* **JOBS**:
A: In the court order excerpt, on what date was the order in Letters Patent Appeal No.868 of 2021 rendered?
B: In the court order excerpt, condense the paragraph beginning "5.2 The view taken by the Madras High Court" into a short bulleted list that keeps its main facts.
C: Pick up the court order excerpt where it stops and keep writing.
# start of PROVIDED PASSAGE
5.2 The Division Bench of this Court in Prahladbhai Haribhai Patel (supra) has held as under:-
“11. We have perused the documents which are placed on record and we have also considered the submissions canvassed by the learned advocates for the respective parties. It is not in dispute that the learned Single Judge has allowed all the captioned petitions after placing reliance upon the order dated 27.04.2022 rendered by the Division Bench of this Court in Letters Patent Appeal No.868 of 2021 in the case of State of Takhatsinh Udesinh Songara (supra), wherein the Division Bench of this Court has observed as under:
“5.2 The view taken by the Madras High Court in P.Ayyamperumal (supra) and by Delhi High Court in Gopal Singh (supra) and other High Courts as above, holding that the government servant is entitled to increment becoming payable on 1st July, even though he has retired on 30th June, is required to be accepted. This court is in concurrence with the view taken in the aforesaid decisions by the Madras High Court and the Delhi High Court and the reasons supplied therein. This court is unable to subscribe to the converse view taken by High Courts of Himachal Pradesh and Rajasthan.”.
# end of PROVIDED PASSAGE
# start of EXTRACTED DATA
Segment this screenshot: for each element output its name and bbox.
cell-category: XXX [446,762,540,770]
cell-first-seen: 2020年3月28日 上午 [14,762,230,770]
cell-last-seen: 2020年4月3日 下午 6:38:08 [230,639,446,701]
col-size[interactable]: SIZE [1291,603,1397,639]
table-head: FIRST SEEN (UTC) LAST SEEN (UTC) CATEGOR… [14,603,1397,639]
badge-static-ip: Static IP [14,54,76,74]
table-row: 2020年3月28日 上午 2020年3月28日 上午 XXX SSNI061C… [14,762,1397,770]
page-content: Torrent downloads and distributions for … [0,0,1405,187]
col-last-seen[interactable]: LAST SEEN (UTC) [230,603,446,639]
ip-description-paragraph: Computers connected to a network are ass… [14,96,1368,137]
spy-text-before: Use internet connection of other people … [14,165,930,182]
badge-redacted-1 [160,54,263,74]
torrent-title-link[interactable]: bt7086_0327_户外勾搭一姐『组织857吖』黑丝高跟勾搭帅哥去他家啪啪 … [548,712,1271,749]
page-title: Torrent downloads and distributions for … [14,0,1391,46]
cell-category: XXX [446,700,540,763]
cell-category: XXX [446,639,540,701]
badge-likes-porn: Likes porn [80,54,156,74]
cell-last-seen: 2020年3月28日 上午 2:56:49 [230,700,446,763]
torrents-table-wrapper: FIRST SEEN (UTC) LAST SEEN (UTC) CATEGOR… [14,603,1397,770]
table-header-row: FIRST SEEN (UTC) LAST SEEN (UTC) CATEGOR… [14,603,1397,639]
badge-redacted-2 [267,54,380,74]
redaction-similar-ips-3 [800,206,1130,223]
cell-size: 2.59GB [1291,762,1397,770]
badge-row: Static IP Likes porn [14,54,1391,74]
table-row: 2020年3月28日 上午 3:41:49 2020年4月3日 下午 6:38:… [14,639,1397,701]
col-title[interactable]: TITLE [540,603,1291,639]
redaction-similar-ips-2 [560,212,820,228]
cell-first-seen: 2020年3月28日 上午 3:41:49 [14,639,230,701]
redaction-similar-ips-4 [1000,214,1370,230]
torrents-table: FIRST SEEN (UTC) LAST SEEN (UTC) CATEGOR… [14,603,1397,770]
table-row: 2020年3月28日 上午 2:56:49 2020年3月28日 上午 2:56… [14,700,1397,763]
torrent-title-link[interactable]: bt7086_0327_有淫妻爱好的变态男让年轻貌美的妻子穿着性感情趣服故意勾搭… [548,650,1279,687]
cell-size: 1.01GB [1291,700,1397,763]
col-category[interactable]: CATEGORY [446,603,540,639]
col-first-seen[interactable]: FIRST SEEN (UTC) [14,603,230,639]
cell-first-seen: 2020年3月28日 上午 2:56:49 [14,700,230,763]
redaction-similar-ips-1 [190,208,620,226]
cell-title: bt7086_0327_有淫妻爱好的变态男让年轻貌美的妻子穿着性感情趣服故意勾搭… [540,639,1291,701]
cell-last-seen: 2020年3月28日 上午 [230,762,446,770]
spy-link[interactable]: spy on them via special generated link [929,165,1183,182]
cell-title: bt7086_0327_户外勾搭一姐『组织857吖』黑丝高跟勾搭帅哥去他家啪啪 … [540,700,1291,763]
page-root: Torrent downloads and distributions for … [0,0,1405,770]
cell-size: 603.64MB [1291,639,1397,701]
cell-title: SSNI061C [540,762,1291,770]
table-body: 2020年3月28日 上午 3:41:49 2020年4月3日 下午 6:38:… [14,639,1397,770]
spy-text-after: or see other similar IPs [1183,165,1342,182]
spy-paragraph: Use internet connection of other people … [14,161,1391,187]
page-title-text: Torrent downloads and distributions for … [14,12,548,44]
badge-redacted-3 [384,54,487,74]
# end of EXTRACTED DATA
* **THE REPLIES**:
A: 27.04.2022

B:
- The Madras High Court in P.Ayyamperumal, the Delhi High Court in Gopal Singh, and other High Courts held that a government servant who retires on 30th June is still entitled to the increment payable on 1st July.
- This court accepts that view and agrees with the reasons given in those decisions.
- This court does not accept the opposite view taken by the High Courts of Himachal Pradesh and Rajasthan.

C:
6. In view of aforesaid decisions and the law laid down, the petitioners are held to be entitled to one increment due on 1.7.2014, 1.7.2012, 1.7.2019, 1.7.2019, 1.7.2022, 1.7.2013, 1.7.2019, 1.7.2018, 1.7.2015, 1.7.2013, 1.7.2019, 1.7.2017, 1.7.2022, 1.7.2013, 1.7.2022 respectively. The respondent authorities are directed to revise the pension and other retirement benefits of the petitioners accordingly. The revised pension, arrears and the retirement benefits shall be paid to the petitioners within a period of twelve weeks from the date of receipt of this order, failing which, the said amount shall carry interest at the rate of 6% per annum till the same is paid.
7. In view of the aforesaid observations, the Special Civil Application is allowed and disposed of accordingly. No order as to costs. Direct service is permitted.